The problem:
Below are some records: retype them all exactly, but not the pictures.

((

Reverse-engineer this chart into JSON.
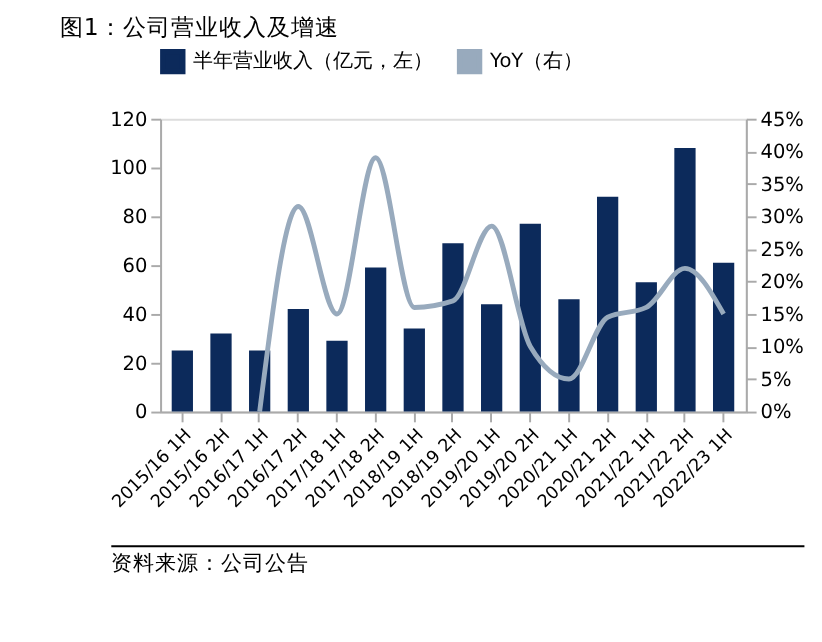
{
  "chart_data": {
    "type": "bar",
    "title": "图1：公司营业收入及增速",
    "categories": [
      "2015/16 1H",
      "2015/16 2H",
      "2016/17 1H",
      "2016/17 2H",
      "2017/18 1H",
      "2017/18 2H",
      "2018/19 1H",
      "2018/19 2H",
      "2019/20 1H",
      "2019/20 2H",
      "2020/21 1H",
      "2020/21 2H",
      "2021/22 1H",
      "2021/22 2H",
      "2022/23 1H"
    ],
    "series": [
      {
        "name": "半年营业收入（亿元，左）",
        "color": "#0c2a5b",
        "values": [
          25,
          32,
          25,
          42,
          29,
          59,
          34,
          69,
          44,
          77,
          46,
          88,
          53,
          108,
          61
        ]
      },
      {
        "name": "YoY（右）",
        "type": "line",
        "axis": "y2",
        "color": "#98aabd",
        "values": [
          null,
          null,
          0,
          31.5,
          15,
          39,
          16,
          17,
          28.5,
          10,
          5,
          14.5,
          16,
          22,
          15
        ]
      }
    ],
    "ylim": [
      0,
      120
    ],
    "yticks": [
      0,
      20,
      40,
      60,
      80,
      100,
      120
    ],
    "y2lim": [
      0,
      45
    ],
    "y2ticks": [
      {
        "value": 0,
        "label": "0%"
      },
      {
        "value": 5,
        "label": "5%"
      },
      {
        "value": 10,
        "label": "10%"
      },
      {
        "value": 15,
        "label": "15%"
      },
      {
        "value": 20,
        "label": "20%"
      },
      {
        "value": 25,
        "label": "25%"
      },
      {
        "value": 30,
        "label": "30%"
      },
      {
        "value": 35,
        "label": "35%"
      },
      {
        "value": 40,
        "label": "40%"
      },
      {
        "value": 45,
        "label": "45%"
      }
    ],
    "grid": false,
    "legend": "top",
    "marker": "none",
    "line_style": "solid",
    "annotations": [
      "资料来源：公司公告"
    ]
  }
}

))

Answer in full:
Reverse-engineer this chart into JSON.
{
  "chart_data": {
    "type": "bar",
    "title": "图1：公司营业收入及增速",
    "categories": [
      "2015/16 1H",
      "2015/16 2H",
      "2016/17 1H",
      "2016/17 2H",
      "2017/18 1H",
      "2017/18 2H",
      "2018/19 1H",
      "2018/19 2H",
      "2019/20 1H",
      "2019/20 2H",
      "2020/21 1H",
      "2020/21 2H",
      "2021/22 1H",
      "2021/22 2H",
      "2022/23 1H"
    ],
    "series": [
      {
        "name": "半年营业收入（亿元，左）",
        "color": "#0c2a5b",
        "values": [
          25,
          32,
          25,
          42,
          29,
          59,
          34,
          69,
          44,
          77,
          46,
          88,
          53,
          108,
          61
        ]
      },
      {
        "name": "YoY（右）",
        "type": "line",
        "axis": "y2",
        "color": "#98aabd",
        "values": [
          null,
          null,
          0,
          31.5,
          15,
          39,
          16,
          17,
          28.5,
          10,
          5,
          14.5,
          16,
          22,
          15
        ]
      }
    ],
    "ylim": [
      0,
      120
    ],
    "yticks": [
      0,
      20,
      40,
      60,
      80,
      100,
      120
    ],
    "y2lim": [
      0,
      45
    ],
    "y2ticks": [
      {
        "value": 0,
        "label": "0%"
      },
      {
        "value": 5,
        "label": "5%"
      },
      {
        "value": 10,
        "label": "10%"
      },
      {
        "value": 15,
        "label": "15%"
      },
      {
        "value": 20,
        "label": "20%"
      },
      {
        "value": 25,
        "label": "25%"
      },
      {
        "value": 30,
        "label": "30%"
      },
      {
        "value": 35,
        "label": "35%"
      },
      {
        "value": 40,
        "label": "40%"
      },
      {
        "value": 45,
        "label": "45%"
      }
    ],
    "grid": false,
    "legend": "top",
    "marker": "none",
    "line_style": "solid",
    "annotations": [
      "资料来源：公司公告"
    ]
  }
}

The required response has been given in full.